Start of Exercise materials

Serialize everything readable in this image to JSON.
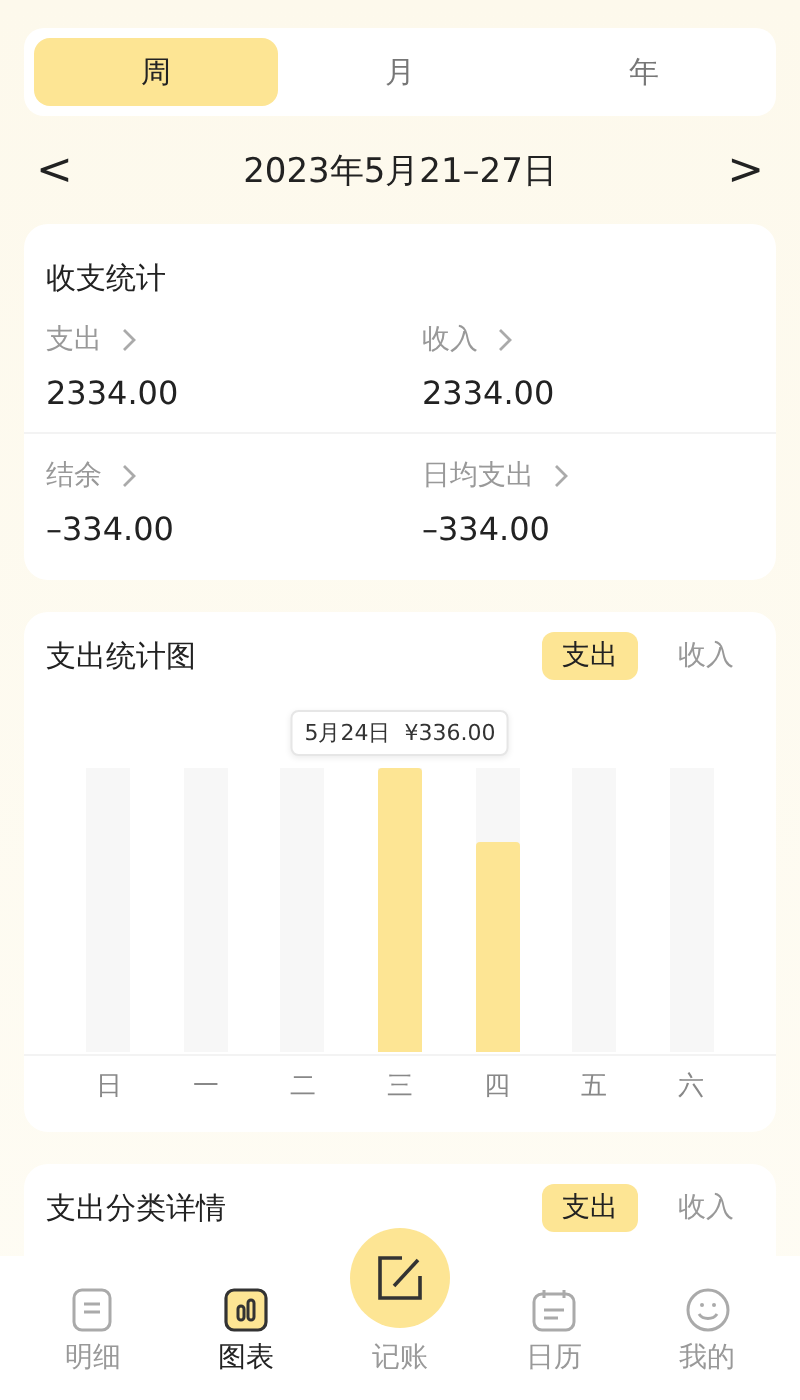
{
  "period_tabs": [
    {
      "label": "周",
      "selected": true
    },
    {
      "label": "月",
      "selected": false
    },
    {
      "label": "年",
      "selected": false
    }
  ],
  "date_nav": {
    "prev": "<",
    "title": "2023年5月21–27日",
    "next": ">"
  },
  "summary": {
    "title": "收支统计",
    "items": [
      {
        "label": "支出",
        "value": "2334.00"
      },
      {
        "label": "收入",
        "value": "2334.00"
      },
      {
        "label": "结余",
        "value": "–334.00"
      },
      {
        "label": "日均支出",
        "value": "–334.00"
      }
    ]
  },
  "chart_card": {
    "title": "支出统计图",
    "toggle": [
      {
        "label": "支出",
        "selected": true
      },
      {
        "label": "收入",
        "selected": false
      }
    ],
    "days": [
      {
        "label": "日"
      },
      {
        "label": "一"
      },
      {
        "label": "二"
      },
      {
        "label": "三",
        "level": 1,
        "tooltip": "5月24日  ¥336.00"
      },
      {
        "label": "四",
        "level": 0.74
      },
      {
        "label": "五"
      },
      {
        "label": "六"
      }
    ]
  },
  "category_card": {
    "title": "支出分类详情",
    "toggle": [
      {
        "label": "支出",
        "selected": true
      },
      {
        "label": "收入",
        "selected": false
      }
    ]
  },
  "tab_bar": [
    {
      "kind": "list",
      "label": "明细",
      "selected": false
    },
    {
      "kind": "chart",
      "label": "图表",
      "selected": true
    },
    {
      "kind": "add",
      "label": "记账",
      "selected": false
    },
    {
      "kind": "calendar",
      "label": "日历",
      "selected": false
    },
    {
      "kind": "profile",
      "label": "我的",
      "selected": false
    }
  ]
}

End of Exercise materials

Exercise prompt: Omit any images, then output the listing exactly.

Response below:
Serialize everything readable in this image to JSON.
{
  "period_tabs": [
    {
      "label": "周",
      "selected": true
    },
    {
      "label": "月",
      "selected": false
    },
    {
      "label": "年",
      "selected": false
    }
  ],
  "date_nav": {
    "prev": "<",
    "title": "2023年5月21–27日",
    "next": ">"
  },
  "summary": {
    "title": "收支统计",
    "items": [
      {
        "label": "支出",
        "value": "2334.00"
      },
      {
        "label": "收入",
        "value": "2334.00"
      },
      {
        "label": "结余",
        "value": "–334.00"
      },
      {
        "label": "日均支出",
        "value": "–334.00"
      }
    ]
  },
  "chart_card": {
    "title": "支出统计图",
    "toggle": [
      {
        "label": "支出",
        "selected": true
      },
      {
        "label": "收入",
        "selected": false
      }
    ],
    "days": [
      {
        "label": "日"
      },
      {
        "label": "一"
      },
      {
        "label": "二"
      },
      {
        "label": "三",
        "level": 1,
        "tooltip": "5月24日  ¥336.00"
      },
      {
        "label": "四",
        "level": 0.74
      },
      {
        "label": "五"
      },
      {
        "label": "六"
      }
    ]
  },
  "category_card": {
    "title": "支出分类详情",
    "toggle": [
      {
        "label": "支出",
        "selected": true
      },
      {
        "label": "收入",
        "selected": false
      }
    ]
  },
  "tab_bar": [
    {
      "kind": "list",
      "label": "明细",
      "selected": false
    },
    {
      "kind": "chart",
      "label": "图表",
      "selected": true
    },
    {
      "kind": "add",
      "label": "记账",
      "selected": false
    },
    {
      "kind": "calendar",
      "label": "日历",
      "selected": false
    },
    {
      "kind": "profile",
      "label": "我的",
      "selected": false
    }
  ]
}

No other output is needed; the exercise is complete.